[Task details]:
Extract the full listing below without altering a single character.
* Start Task inputs *
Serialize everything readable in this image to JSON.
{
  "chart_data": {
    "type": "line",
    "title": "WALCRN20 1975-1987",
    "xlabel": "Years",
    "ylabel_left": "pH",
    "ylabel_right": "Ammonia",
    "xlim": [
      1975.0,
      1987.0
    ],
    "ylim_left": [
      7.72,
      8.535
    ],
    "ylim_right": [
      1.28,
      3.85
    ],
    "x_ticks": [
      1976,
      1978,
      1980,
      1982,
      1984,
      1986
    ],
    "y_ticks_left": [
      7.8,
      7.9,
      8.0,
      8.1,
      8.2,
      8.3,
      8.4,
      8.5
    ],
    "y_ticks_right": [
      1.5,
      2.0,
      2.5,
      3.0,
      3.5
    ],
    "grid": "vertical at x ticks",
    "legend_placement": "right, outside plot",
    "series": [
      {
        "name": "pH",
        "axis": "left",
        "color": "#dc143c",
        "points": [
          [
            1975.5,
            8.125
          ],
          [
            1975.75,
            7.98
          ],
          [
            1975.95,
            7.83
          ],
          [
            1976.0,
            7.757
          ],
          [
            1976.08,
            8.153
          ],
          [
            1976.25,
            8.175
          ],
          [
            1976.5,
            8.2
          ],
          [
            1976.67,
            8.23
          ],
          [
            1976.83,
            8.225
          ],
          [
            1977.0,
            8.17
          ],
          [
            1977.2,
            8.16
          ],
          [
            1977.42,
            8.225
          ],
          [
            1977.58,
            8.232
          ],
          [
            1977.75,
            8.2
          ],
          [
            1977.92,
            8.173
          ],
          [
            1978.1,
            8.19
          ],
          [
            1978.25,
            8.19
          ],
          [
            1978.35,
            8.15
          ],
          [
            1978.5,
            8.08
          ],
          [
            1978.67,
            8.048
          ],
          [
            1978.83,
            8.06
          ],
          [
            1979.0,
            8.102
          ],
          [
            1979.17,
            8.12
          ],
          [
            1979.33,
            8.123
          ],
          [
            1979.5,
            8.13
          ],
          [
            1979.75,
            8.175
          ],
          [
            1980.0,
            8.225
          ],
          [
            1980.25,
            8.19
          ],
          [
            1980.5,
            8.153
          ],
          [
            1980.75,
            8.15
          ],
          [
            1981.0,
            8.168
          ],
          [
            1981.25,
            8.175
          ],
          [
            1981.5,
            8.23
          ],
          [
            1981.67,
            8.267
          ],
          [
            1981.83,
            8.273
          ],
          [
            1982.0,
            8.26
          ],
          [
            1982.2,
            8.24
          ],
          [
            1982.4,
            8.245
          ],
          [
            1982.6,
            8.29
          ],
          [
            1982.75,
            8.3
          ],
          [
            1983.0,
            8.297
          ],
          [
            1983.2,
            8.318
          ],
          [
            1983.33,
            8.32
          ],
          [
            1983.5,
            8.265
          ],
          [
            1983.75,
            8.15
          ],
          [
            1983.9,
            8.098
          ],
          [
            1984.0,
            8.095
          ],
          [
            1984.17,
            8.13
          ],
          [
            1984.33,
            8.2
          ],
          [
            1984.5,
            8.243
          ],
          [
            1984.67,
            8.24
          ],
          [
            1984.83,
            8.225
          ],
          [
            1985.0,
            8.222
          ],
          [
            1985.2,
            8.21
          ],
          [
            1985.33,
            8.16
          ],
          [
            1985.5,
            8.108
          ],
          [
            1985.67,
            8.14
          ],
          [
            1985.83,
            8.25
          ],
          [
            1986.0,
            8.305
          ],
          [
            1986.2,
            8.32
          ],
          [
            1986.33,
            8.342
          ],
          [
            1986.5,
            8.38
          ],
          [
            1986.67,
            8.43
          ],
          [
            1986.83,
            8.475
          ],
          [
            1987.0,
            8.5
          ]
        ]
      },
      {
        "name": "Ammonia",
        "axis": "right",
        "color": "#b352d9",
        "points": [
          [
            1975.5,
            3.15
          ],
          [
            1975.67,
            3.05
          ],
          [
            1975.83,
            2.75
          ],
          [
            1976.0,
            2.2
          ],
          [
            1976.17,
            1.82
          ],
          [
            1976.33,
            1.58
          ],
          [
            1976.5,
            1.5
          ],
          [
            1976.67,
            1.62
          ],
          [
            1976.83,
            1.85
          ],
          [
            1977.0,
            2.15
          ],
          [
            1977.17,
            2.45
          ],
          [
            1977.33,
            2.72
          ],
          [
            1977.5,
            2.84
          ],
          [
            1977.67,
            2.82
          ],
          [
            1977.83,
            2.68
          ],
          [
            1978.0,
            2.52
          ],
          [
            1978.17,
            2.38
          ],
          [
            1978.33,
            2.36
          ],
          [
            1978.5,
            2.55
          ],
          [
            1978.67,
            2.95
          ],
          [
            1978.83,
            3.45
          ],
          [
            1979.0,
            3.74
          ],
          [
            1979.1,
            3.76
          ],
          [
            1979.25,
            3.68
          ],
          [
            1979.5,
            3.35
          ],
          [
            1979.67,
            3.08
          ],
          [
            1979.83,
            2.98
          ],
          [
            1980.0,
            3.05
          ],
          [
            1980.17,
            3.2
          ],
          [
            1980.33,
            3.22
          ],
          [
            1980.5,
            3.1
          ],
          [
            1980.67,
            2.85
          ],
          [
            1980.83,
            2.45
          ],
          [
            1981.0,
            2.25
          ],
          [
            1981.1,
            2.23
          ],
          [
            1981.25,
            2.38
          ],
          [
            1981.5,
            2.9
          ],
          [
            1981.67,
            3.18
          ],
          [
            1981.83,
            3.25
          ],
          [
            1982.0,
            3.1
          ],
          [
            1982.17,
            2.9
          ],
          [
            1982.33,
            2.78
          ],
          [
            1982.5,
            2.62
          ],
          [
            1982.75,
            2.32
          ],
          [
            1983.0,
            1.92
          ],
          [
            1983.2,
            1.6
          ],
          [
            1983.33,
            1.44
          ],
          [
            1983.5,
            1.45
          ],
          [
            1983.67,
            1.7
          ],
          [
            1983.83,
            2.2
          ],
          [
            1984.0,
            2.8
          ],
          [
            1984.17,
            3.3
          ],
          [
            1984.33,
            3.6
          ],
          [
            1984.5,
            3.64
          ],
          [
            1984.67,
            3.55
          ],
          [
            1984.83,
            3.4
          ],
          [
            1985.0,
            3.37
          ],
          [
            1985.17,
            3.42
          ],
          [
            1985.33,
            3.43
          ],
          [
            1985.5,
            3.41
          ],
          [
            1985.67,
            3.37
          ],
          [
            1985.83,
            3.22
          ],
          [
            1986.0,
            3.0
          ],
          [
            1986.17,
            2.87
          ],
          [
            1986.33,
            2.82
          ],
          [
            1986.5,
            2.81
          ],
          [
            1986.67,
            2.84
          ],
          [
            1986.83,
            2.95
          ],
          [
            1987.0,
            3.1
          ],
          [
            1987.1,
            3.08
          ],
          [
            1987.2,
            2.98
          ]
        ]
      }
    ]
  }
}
* End Task inputs *
[Expected output]:
Serialize everything readable in this image to JSON.
{
  "chart_data": {
    "type": "line",
    "title": "WALCRN20 1975-1987",
    "xlabel": "Years",
    "ylabel_left": "pH",
    "ylabel_right": "Ammonia",
    "xlim": [
      1975.0,
      1987.0
    ],
    "ylim_left": [
      7.72,
      8.535
    ],
    "ylim_right": [
      1.28,
      3.85
    ],
    "x_ticks": [
      1976,
      1978,
      1980,
      1982,
      1984,
      1986
    ],
    "y_ticks_left": [
      7.8,
      7.9,
      8.0,
      8.1,
      8.2,
      8.3,
      8.4,
      8.5
    ],
    "y_ticks_right": [
      1.5,
      2.0,
      2.5,
      3.0,
      3.5
    ],
    "grid": "vertical at x ticks",
    "legend_placement": "right, outside plot",
    "series": [
      {
        "name": "pH",
        "axis": "left",
        "color": "#dc143c",
        "points": [
          [
            1975.5,
            8.125
          ],
          [
            1975.75,
            7.98
          ],
          [
            1975.95,
            7.83
          ],
          [
            1976.0,
            7.757
          ],
          [
            1976.08,
            8.153
          ],
          [
            1976.25,
            8.175
          ],
          [
            1976.5,
            8.2
          ],
          [
            1976.67,
            8.23
          ],
          [
            1976.83,
            8.225
          ],
          [
            1977.0,
            8.17
          ],
          [
            1977.2,
            8.16
          ],
          [
            1977.42,
            8.225
          ],
          [
            1977.58,
            8.232
          ],
          [
            1977.75,
            8.2
          ],
          [
            1977.92,
            8.173
          ],
          [
            1978.1,
            8.19
          ],
          [
            1978.25,
            8.19
          ],
          [
            1978.35,
            8.15
          ],
          [
            1978.5,
            8.08
          ],
          [
            1978.67,
            8.048
          ],
          [
            1978.83,
            8.06
          ],
          [
            1979.0,
            8.102
          ],
          [
            1979.17,
            8.12
          ],
          [
            1979.33,
            8.123
          ],
          [
            1979.5,
            8.13
          ],
          [
            1979.75,
            8.175
          ],
          [
            1980.0,
            8.225
          ],
          [
            1980.25,
            8.19
          ],
          [
            1980.5,
            8.153
          ],
          [
            1980.75,
            8.15
          ],
          [
            1981.0,
            8.168
          ],
          [
            1981.25,
            8.175
          ],
          [
            1981.5,
            8.23
          ],
          [
            1981.67,
            8.267
          ],
          [
            1981.83,
            8.273
          ],
          [
            1982.0,
            8.26
          ],
          [
            1982.2,
            8.24
          ],
          [
            1982.4,
            8.245
          ],
          [
            1982.6,
            8.29
          ],
          [
            1982.75,
            8.3
          ],
          [
            1983.0,
            8.297
          ],
          [
            1983.2,
            8.318
          ],
          [
            1983.33,
            8.32
          ],
          [
            1983.5,
            8.265
          ],
          [
            1983.75,
            8.15
          ],
          [
            1983.9,
            8.098
          ],
          [
            1984.0,
            8.095
          ],
          [
            1984.17,
            8.13
          ],
          [
            1984.33,
            8.2
          ],
          [
            1984.5,
            8.243
          ],
          [
            1984.67,
            8.24
          ],
          [
            1984.83,
            8.225
          ],
          [
            1985.0,
            8.222
          ],
          [
            1985.2,
            8.21
          ],
          [
            1985.33,
            8.16
          ],
          [
            1985.5,
            8.108
          ],
          [
            1985.67,
            8.14
          ],
          [
            1985.83,
            8.25
          ],
          [
            1986.0,
            8.305
          ],
          [
            1986.2,
            8.32
          ],
          [
            1986.33,
            8.342
          ],
          [
            1986.5,
            8.38
          ],
          [
            1986.67,
            8.43
          ],
          [
            1986.83,
            8.475
          ],
          [
            1987.0,
            8.5
          ]
        ]
      },
      {
        "name": "Ammonia",
        "axis": "right",
        "color": "#b352d9",
        "points": [
          [
            1975.5,
            3.15
          ],
          [
            1975.67,
            3.05
          ],
          [
            1975.83,
            2.75
          ],
          [
            1976.0,
            2.2
          ],
          [
            1976.17,
            1.82
          ],
          [
            1976.33,
            1.58
          ],
          [
            1976.5,
            1.5
          ],
          [
            1976.67,
            1.62
          ],
          [
            1976.83,
            1.85
          ],
          [
            1977.0,
            2.15
          ],
          [
            1977.17,
            2.45
          ],
          [
            1977.33,
            2.72
          ],
          [
            1977.5,
            2.84
          ],
          [
            1977.67,
            2.82
          ],
          [
            1977.83,
            2.68
          ],
          [
            1978.0,
            2.52
          ],
          [
            1978.17,
            2.38
          ],
          [
            1978.33,
            2.36
          ],
          [
            1978.5,
            2.55
          ],
          [
            1978.67,
            2.95
          ],
          [
            1978.83,
            3.45
          ],
          [
            1979.0,
            3.74
          ],
          [
            1979.1,
            3.76
          ],
          [
            1979.25,
            3.68
          ],
          [
            1979.5,
            3.35
          ],
          [
            1979.67,
            3.08
          ],
          [
            1979.83,
            2.98
          ],
          [
            1980.0,
            3.05
          ],
          [
            1980.17,
            3.2
          ],
          [
            1980.33,
            3.22
          ],
          [
            1980.5,
            3.1
          ],
          [
            1980.67,
            2.85
          ],
          [
            1980.83,
            2.45
          ],
          [
            1981.0,
            2.25
          ],
          [
            1981.1,
            2.23
          ],
          [
            1981.25,
            2.38
          ],
          [
            1981.5,
            2.9
          ],
          [
            1981.67,
            3.18
          ],
          [
            1981.83,
            3.25
          ],
          [
            1982.0,
            3.1
          ],
          [
            1982.17,
            2.9
          ],
          [
            1982.33,
            2.78
          ],
          [
            1982.5,
            2.62
          ],
          [
            1982.75,
            2.32
          ],
          [
            1983.0,
            1.92
          ],
          [
            1983.2,
            1.6
          ],
          [
            1983.33,
            1.44
          ],
          [
            1983.5,
            1.45
          ],
          [
            1983.67,
            1.7
          ],
          [
            1983.83,
            2.2
          ],
          [
            1984.0,
            2.8
          ],
          [
            1984.17,
            3.3
          ],
          [
            1984.33,
            3.6
          ],
          [
            1984.5,
            3.64
          ],
          [
            1984.67,
            3.55
          ],
          [
            1984.83,
            3.4
          ],
          [
            1985.0,
            3.37
          ],
          [
            1985.17,
            3.42
          ],
          [
            1985.33,
            3.43
          ],
          [
            1985.5,
            3.41
          ],
          [
            1985.67,
            3.37
          ],
          [
            1985.83,
            3.22
          ],
          [
            1986.0,
            3.0
          ],
          [
            1986.17,
            2.87
          ],
          [
            1986.33,
            2.82
          ],
          [
            1986.5,
            2.81
          ],
          [
            1986.67,
            2.84
          ],
          [
            1986.83,
            2.95
          ],
          [
            1987.0,
            3.1
          ],
          [
            1987.1,
            3.08
          ],
          [
            1987.2,
            2.98
          ]
        ]
      }
    ]
  }
}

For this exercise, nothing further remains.